[Figure content listings]
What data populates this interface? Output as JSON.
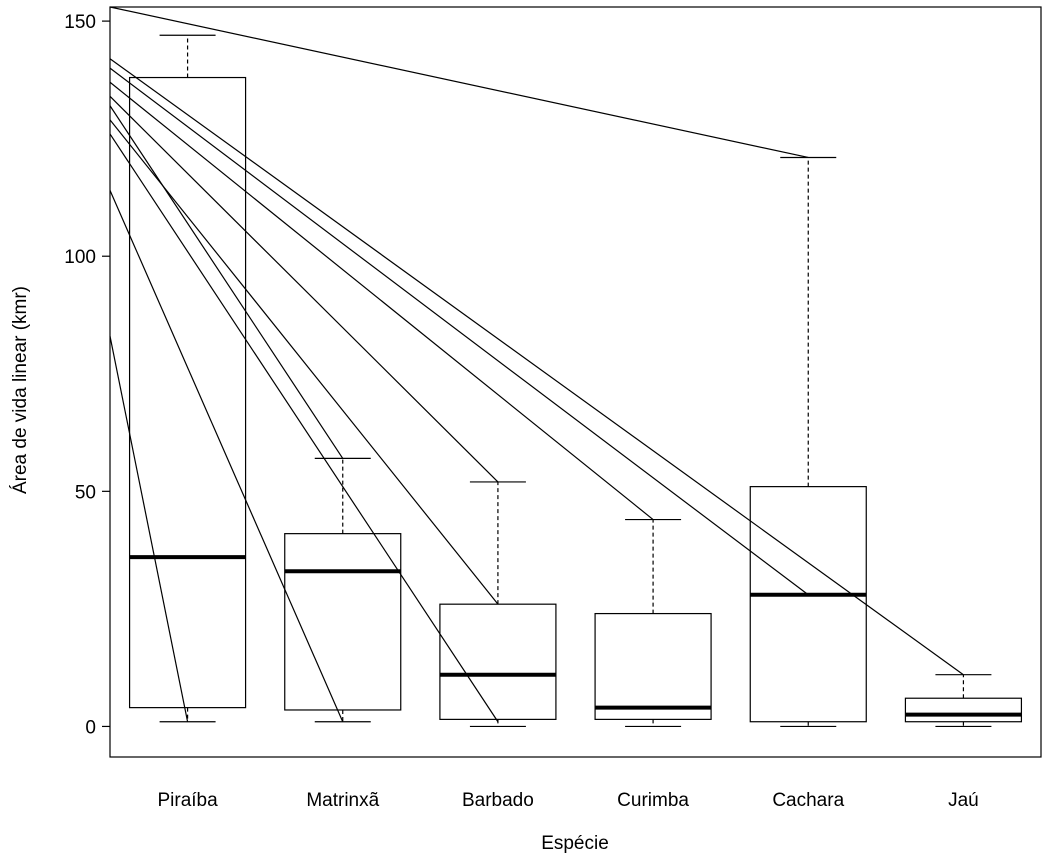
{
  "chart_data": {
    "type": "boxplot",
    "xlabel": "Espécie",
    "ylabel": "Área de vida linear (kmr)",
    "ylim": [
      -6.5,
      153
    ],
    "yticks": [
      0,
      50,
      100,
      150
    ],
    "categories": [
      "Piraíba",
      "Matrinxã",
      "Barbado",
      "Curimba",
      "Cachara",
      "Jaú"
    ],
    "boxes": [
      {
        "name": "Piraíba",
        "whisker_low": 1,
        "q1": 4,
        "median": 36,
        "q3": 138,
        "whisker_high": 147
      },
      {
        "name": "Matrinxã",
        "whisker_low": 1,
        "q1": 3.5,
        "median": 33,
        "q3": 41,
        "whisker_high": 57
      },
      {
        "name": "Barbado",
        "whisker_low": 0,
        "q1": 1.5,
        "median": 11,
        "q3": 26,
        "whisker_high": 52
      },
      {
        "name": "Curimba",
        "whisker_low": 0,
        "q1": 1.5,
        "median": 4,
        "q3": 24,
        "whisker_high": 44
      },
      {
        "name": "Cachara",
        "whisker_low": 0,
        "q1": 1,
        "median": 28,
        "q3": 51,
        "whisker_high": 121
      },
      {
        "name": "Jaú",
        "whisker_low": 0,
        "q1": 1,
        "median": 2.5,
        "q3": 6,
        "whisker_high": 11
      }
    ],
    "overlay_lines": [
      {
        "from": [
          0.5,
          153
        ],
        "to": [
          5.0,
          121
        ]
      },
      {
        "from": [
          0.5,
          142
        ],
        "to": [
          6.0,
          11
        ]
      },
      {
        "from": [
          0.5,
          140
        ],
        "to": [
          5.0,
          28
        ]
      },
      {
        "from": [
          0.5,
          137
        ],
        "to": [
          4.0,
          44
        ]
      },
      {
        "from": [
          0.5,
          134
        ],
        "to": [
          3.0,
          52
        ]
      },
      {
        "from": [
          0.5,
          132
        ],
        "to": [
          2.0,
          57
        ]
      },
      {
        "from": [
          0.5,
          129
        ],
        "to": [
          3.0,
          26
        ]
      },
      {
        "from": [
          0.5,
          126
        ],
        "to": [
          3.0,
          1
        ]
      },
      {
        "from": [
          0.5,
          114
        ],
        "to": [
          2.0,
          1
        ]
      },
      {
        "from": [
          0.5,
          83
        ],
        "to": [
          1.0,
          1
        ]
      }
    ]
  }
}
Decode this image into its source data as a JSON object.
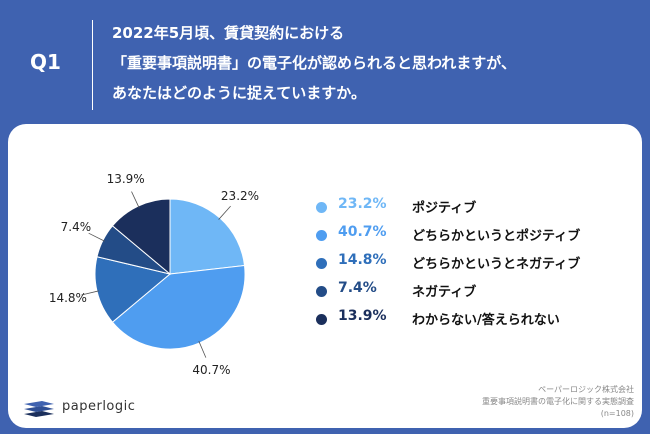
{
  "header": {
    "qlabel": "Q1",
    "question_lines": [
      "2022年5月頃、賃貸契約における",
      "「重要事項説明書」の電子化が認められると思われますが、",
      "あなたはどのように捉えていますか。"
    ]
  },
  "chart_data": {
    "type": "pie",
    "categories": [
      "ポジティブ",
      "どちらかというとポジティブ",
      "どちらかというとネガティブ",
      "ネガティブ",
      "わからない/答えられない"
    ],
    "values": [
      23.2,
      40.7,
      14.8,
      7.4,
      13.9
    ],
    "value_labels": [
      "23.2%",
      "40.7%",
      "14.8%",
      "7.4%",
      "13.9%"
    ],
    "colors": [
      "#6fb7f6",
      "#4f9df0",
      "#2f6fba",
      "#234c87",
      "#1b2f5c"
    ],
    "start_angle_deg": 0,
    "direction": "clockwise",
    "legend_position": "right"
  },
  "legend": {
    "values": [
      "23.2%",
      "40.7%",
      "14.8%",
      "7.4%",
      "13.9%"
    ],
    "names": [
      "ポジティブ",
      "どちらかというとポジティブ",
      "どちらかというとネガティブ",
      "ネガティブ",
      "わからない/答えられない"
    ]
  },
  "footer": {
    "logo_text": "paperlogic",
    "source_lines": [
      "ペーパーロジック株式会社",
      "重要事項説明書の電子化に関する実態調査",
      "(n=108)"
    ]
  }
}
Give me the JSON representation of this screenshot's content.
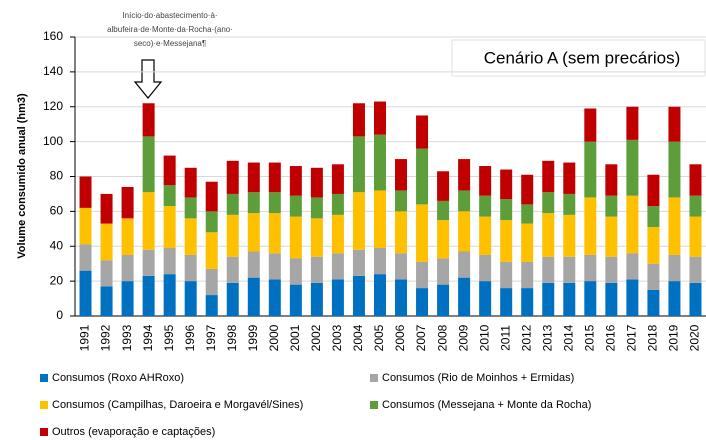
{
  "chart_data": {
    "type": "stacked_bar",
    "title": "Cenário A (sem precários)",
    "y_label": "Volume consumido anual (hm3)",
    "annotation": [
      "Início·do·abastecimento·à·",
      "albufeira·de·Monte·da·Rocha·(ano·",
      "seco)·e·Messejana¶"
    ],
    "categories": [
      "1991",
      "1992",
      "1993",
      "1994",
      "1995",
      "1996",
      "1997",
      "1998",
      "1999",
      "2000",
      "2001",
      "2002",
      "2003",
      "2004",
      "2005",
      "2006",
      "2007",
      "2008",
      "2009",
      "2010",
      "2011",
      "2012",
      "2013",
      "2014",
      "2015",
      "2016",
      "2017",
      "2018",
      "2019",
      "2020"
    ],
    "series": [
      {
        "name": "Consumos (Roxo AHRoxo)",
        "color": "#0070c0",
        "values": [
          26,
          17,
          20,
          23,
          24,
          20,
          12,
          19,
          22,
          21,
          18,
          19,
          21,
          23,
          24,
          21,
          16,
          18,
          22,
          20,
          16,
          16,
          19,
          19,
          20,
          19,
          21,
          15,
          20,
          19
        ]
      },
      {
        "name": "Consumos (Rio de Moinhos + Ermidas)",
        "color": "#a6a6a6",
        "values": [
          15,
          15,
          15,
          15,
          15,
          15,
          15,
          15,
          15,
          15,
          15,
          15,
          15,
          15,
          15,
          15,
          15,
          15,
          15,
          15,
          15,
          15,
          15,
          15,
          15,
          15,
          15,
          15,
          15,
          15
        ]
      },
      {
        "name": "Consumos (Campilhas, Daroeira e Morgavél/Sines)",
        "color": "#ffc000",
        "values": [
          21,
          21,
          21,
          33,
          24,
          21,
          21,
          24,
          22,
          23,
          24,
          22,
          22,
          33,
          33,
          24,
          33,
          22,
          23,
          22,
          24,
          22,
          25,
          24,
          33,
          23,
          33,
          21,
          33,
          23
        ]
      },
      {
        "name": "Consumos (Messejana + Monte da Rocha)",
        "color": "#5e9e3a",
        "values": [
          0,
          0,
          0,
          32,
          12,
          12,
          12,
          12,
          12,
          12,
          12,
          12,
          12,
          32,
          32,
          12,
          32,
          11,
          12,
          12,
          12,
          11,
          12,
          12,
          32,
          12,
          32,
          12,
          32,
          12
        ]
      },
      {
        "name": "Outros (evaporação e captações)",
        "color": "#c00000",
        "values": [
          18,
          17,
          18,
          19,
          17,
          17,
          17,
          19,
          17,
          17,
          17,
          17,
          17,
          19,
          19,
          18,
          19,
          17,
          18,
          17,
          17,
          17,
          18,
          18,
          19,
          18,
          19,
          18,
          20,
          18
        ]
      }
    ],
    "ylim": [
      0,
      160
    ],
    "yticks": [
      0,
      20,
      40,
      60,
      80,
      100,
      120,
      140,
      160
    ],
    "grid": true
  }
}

...

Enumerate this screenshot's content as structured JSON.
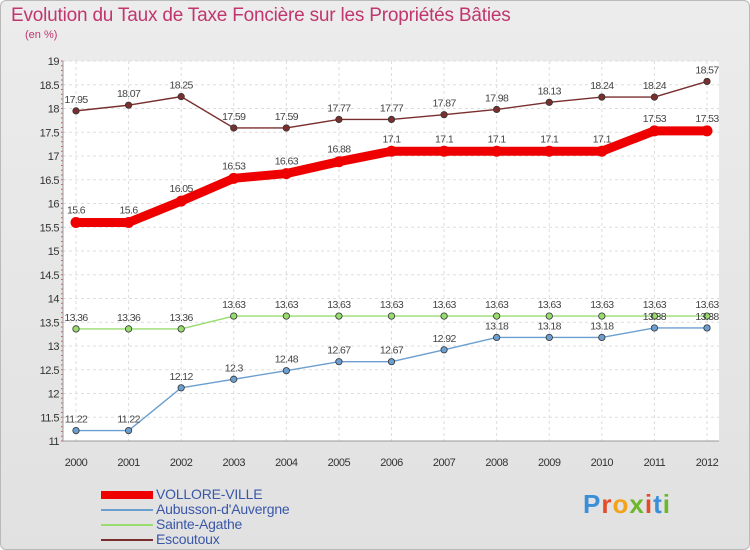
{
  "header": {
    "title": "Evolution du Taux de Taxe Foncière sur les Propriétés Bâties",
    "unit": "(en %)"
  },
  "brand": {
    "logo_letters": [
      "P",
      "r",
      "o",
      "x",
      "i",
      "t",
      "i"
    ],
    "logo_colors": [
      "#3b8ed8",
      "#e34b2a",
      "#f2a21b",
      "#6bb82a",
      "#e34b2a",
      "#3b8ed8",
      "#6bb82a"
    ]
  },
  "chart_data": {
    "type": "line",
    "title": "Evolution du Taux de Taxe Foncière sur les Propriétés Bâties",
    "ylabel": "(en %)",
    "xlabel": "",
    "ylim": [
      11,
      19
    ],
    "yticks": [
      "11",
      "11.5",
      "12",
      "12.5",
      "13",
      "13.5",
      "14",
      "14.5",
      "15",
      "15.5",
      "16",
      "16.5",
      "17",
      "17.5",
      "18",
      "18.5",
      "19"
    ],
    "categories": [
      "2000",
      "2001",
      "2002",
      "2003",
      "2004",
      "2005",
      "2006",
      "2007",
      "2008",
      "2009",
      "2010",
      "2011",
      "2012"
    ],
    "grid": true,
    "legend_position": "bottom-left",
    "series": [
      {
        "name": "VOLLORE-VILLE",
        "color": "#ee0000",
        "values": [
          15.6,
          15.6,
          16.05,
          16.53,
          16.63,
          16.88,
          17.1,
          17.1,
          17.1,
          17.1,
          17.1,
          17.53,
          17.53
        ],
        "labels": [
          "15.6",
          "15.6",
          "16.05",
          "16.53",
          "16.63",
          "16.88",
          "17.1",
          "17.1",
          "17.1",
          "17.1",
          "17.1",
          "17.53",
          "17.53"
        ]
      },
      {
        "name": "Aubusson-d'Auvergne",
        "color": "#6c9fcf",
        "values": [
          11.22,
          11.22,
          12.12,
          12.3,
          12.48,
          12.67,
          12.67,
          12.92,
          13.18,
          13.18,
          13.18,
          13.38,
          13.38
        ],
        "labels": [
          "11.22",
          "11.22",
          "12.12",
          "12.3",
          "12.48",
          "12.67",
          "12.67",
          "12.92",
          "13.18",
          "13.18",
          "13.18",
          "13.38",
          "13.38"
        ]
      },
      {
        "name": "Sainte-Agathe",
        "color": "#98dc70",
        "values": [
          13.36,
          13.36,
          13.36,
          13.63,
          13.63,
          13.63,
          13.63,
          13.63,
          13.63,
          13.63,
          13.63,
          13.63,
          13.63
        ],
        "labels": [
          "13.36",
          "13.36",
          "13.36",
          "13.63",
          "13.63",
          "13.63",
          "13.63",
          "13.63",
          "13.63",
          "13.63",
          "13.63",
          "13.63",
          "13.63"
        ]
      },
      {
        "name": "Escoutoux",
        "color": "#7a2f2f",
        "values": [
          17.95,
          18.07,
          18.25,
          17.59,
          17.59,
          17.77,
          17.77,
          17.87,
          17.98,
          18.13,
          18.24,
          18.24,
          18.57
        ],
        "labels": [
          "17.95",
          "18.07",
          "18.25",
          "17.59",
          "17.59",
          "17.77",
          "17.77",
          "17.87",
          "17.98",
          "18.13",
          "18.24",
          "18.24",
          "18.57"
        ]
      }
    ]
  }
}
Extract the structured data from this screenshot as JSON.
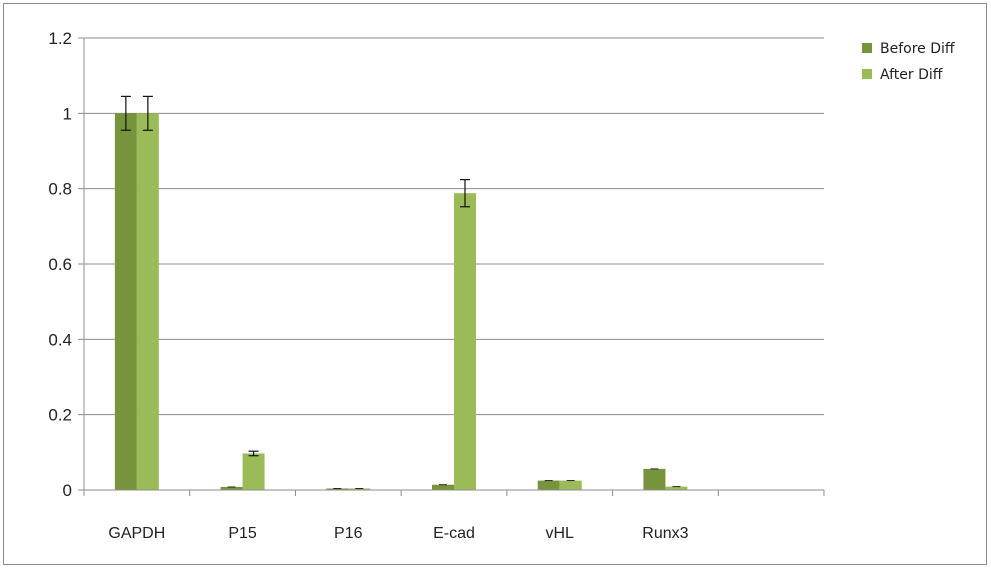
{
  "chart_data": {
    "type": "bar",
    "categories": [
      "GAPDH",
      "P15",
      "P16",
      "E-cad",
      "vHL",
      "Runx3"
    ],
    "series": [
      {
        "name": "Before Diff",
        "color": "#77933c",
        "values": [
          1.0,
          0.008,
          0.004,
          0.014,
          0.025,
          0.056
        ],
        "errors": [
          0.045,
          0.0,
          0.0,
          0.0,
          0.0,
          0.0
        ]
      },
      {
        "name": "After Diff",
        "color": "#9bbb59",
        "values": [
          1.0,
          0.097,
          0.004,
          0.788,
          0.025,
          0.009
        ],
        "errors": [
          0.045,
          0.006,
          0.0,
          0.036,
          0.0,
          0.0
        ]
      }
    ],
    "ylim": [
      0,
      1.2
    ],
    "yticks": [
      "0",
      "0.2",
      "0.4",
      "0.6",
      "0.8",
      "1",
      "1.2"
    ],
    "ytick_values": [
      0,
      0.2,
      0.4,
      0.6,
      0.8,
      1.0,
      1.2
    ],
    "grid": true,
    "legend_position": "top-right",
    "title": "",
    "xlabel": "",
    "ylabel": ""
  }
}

...

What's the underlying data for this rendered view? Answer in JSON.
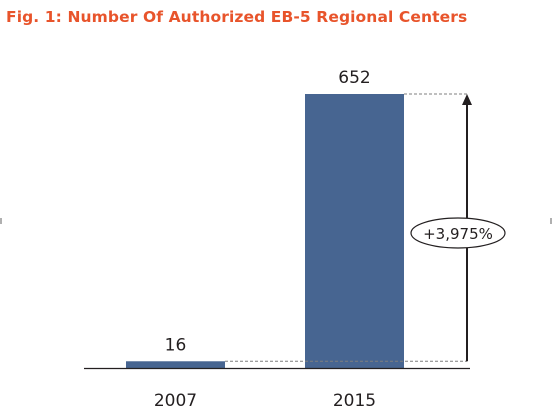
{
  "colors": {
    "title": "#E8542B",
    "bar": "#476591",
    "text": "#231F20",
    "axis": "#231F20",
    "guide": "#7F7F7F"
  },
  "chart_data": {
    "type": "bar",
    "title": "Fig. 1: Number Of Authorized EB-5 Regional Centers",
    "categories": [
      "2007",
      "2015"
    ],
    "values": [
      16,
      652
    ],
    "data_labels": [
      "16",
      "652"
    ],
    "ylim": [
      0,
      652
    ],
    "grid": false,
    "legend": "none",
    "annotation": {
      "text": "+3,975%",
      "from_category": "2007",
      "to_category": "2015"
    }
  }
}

* **Exercise task**
In the entries above, count each line holding "Consumos" and report the total and nothing more.

* **Worked solution**
4